*** PAGE EXTRACT

= Al-Aqidah Al-Waasitiyyah =

Sunni Islamic creed book

Al-Aqidah Al-Waasitiyyah (العقيدة الواسطية) is a book of Islamic creed written by the Hanbali jurist Taqi al-Din ibn Taymiyyah in the year 1297 CE, during the reign of Ghazan, in request of Shafii scholar Radhi al-Din Wasiti, to remove the influence of Yassa creed by neo-Muslim Tatars among Muslims. It is considered relatively easy to understand compared to Ibn Taymiyyah's other works on creed.
==Background==
He explained his purpose for writing it as follows:This is the reason I wrote it: A man approached me from the land of Wāsiṭ, one of the judges of its regions, a Sheikh named Raḍī al-Dīn al-Wāsiṭī, who was a scholar of Shāfi’ī school. He approached us during the Hajj pilgrimage and he was among the people of virtue and religion. He complained of the people among him in that land under the Tartar government, of the prevalence of ignorance and oppression, the loss of religion and knowledge. He asked me to write a creed for him that he and his household could rely upon. I abstained from that and I said, ‘People have written a number of credal texts, so take one of the creeds written by the Imams of the Sunnah.’ He persisted in asking and he said, ‘I would like no one but you to write it.’ So I wrote this creed for him while I was sitting after midday, and many copies of it have been distributed in Egypt, Iraq, and elsewhere.
== Topics ==
- The fundamental beliefs of Ahlus-Sunnah wal-Jama'ah regarding the Names and Attributes of Allah.

******

WHAT IS ASKED —
A) From the article on Al-Aqidah Al-Waasitiyyah, list the ills that the judge from Wāsiṭ complained of among the people of his land under the Tartar government.
B) According to the article on Al-Aqidah Al-Waasitiyyah, in what year was the book written?
C) Pick up the article on Al-Aqidah Al-Waasitiyyah after its last sentence and keep writing it.

*** RECORDED DATA

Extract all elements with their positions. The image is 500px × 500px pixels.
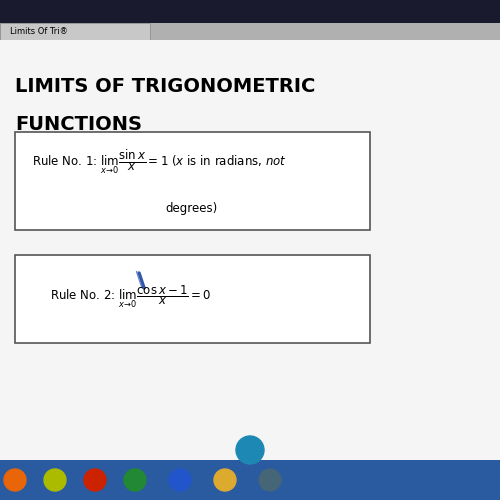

******

REPLIES —
A) Ignorance, oppression, loss of religion, and loss of knowledge.

B) 1297 CE.

C)
- The fundamental beliefs of Ahlus-Sunnah wal-Jama'ah regarding Faith.
- The fundamental beliefs of Ahlus-Sunnah regarding the Names and Rulings of Allah and the Chapter on Allah's Threat.
- The fundamental beliefs of Ahlus-Sunnah wal-Jama'ah regarding Divine Decree.
- The fundamental beliefs of Ahlus-Sunnah wal-Jama'ah regarding the Hereafter, what it entails, and what will occur on it, such as the Reckoning, Intercession, the Scales, Paradise, and Hellfire.
- Their fundamental beliefs regarding miracles.
- The fundamental beliefs of Ahlus-Sunnah wal-Jama'ah regarding their stance on rulers and governors.
- The fundamental beliefs of Ahlus-Sunnah wal-Jama'ah regarding the Companions of the Prophet and their stance on them.
- The fundamental beliefs of Ahlus-Sunnah wal-Jama'ah regarding the sources of knowledge.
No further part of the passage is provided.